• Task prompt
Can you copy out the data exactly? Leave the images out.
=== Record set ===
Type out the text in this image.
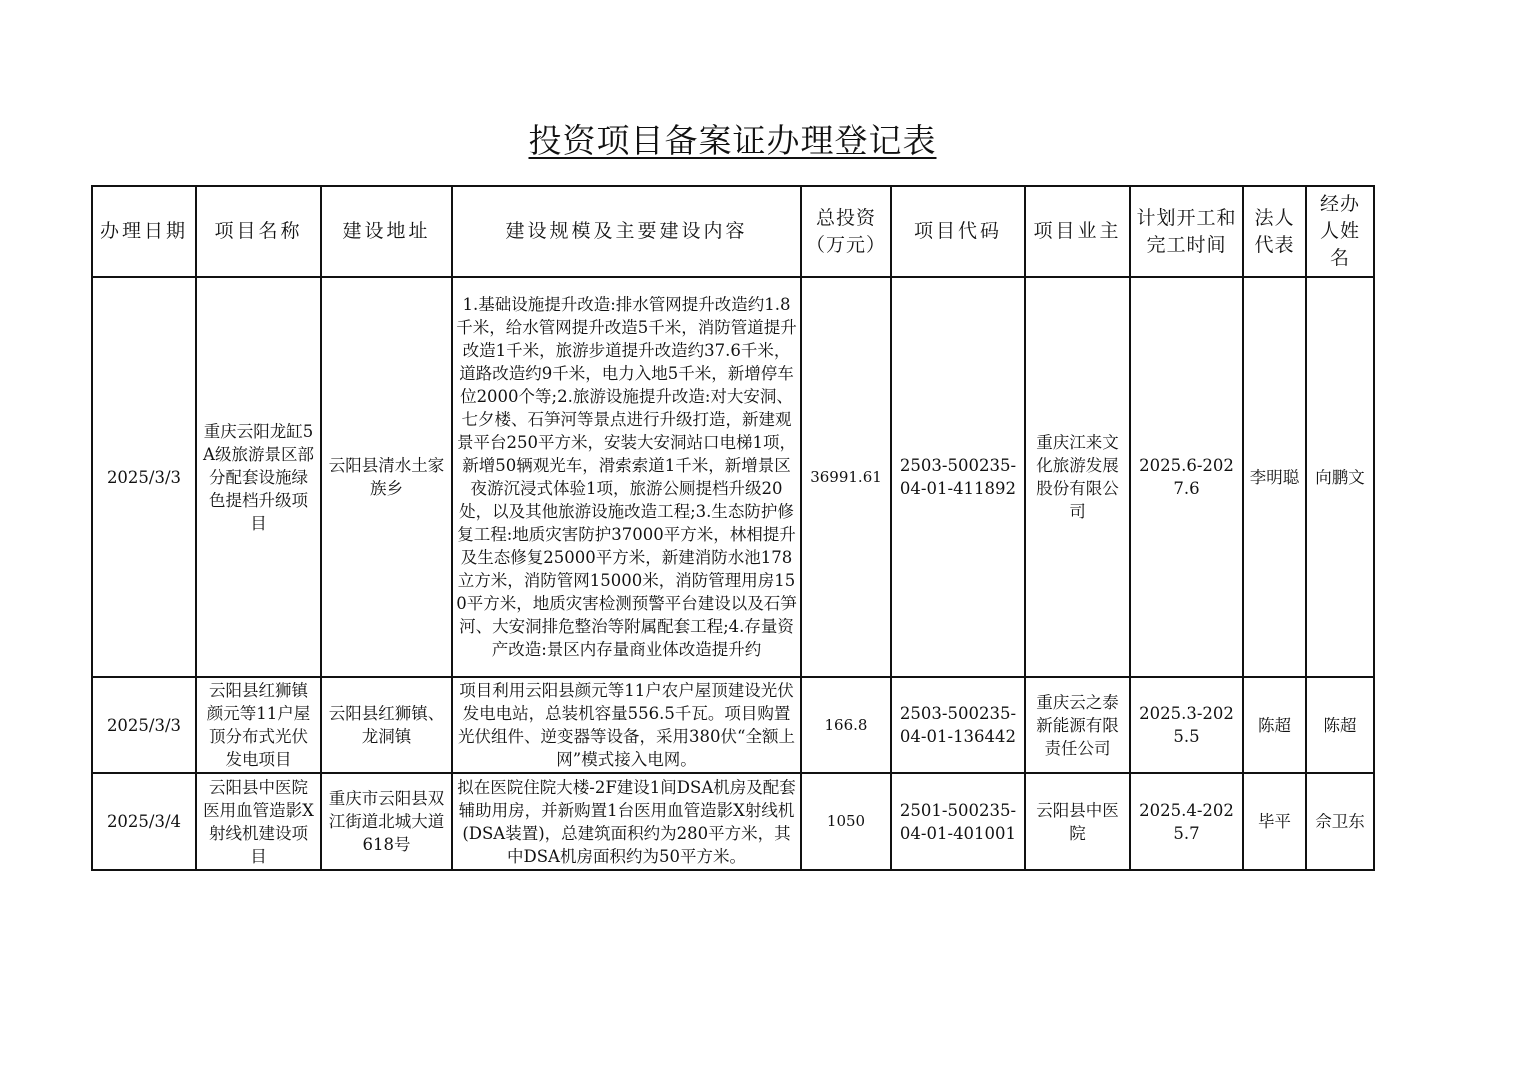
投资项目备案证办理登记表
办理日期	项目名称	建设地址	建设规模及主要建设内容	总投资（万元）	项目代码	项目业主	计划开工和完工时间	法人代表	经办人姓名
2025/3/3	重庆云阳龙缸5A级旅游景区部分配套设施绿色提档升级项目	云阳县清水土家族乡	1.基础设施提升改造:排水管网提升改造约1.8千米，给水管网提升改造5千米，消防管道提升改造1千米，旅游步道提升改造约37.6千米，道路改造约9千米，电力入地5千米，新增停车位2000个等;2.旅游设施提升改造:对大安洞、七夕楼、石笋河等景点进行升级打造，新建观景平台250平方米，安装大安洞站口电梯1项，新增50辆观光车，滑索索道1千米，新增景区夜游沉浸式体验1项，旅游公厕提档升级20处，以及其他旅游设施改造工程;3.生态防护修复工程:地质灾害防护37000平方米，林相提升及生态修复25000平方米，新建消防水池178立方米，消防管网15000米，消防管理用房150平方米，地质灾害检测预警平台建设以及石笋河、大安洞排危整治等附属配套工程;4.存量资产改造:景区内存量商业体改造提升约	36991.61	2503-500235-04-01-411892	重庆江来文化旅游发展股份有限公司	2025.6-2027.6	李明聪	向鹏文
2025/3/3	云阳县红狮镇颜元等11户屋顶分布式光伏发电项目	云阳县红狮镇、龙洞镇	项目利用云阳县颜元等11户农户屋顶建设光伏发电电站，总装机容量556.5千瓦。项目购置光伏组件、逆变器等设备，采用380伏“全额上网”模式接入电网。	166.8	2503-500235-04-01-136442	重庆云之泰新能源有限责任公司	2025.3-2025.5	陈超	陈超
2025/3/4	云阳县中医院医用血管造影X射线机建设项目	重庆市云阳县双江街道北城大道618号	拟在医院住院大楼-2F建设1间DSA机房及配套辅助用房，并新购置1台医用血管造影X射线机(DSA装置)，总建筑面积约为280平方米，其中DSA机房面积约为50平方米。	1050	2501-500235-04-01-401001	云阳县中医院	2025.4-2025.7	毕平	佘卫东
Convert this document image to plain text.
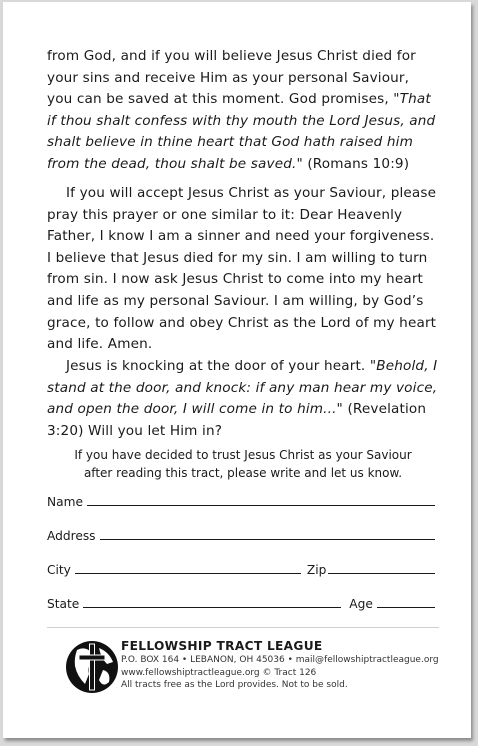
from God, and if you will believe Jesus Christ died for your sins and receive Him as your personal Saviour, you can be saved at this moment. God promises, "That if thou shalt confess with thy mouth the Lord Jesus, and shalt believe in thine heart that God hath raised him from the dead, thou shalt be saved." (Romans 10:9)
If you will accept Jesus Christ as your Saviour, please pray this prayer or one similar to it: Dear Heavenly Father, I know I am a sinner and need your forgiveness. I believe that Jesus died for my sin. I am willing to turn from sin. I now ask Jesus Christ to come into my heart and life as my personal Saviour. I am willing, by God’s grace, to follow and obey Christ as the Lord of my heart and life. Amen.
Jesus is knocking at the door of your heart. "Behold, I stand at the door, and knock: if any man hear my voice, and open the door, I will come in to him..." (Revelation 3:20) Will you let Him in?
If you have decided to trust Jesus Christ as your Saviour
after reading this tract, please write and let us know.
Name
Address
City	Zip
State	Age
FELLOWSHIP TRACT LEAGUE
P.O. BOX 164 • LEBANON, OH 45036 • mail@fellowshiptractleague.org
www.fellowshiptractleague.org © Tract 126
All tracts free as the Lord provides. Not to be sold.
===
• Response to this task
Type out the text in this image.
投资项目备案证办理登记表
办理日期	项目名称	建设地址	建设规模及主要建设内容	总投资（万元）	项目代码	项目业主	计划开工和完工时间	法人代表	经办人姓名
2025/3/3	重庆云阳龙缸5A级旅游景区部分配套设施绿色提档升级项目	云阳县清水土家族乡	1.基础设施提升改造:排水管网提升改造约1.8千米，给水管网提升改造5千米，消防管道提升改造1千米，旅游步道提升改造约37.6千米，道路改造约9千米，电力入地5千米，新增停车位2000个等;2.旅游设施提升改造:对大安洞、七夕楼、石笋河等景点进行升级打造，新建观景平台250平方米，安装大安洞站口电梯1项，新增50辆观光车，滑索索道1千米，新增景区夜游沉浸式体验1项，旅游公厕提档升级20处，以及其他旅游设施改造工程;3.生态防护修复工程:地质灾害防护37000平方米，林相提升及生态修复25000平方米，新建消防水池178立方米，消防管网15000米，消防管理用房150平方米，地质灾害检测预警平台建设以及石笋河、大安洞排危整治等附属配套工程;4.存量资产改造:景区内存量商业体改造提升约	36991.61	2503-500235-04-01-411892	重庆江来文化旅游发展股份有限公司	2025.6-2027.6	李明聪	向鹏文
2025/3/3	云阳县红狮镇颜元等11户屋顶分布式光伏发电项目	云阳县红狮镇、龙洞镇	项目利用云阳县颜元等11户农户屋顶建设光伏发电电站，总装机容量556.5千瓦。项目购置光伏组件、逆变器等设备，采用380伏“全额上网”模式接入电网。	166.8	2503-500235-04-01-136442	重庆云之泰新能源有限责任公司	2025.3-2025.5	陈超	陈超
2025/3/4	云阳县中医院医用血管造影X射线机建设项目	重庆市云阳县双江街道北城大道618号	拟在医院住院大楼-2F建设1间DSA机房及配套辅助用房，并新购置1台医用血管造影X射线机(DSA装置)，总建筑面积约为280平方米，其中DSA机房面积约为50平方米。	1050	2501-500235-04-01-401001	云阳县中医院	2025.4-2025.7	毕平	佘卫东
Convert this document image to plain text.
from God, and if you will believe Jesus Christ died for your sins and receive Him as your personal Saviour, you can be saved at this moment. God promises, "That if thou shalt confess with thy mouth the Lord Jesus, and shalt believe in thine heart that God hath raised him from the dead, thou shalt be saved." (Romans 10:9)
If you will accept Jesus Christ as your Saviour, please pray this prayer or one similar to it: Dear Heavenly Father, I know I am a sinner and need your forgiveness. I believe that Jesus died for my sin. I am willing to turn from sin. I now ask Jesus Christ to come into my heart and life as my personal Saviour. I am willing, by God’s grace, to follow and obey Christ as the Lord of my heart and life. Amen.
Jesus is knocking at the door of your heart. "Behold, I stand at the door, and knock: if any man hear my voice, and open the door, I will come in to him..." (Revelation 3:20) Will you let Him in?
If you have decided to trust Jesus Christ as your Saviour
after reading this tract, please write and let us know.
Name
Address
City	Zip
State	Age
FELLOWSHIP TRACT LEAGUE
P.O. BOX 164 • LEBANON, OH 45036 • mail@fellowshiptractleague.org
www.fellowshiptractleague.org © Tract 126
All tracts free as the Lord provides. Not to be sold.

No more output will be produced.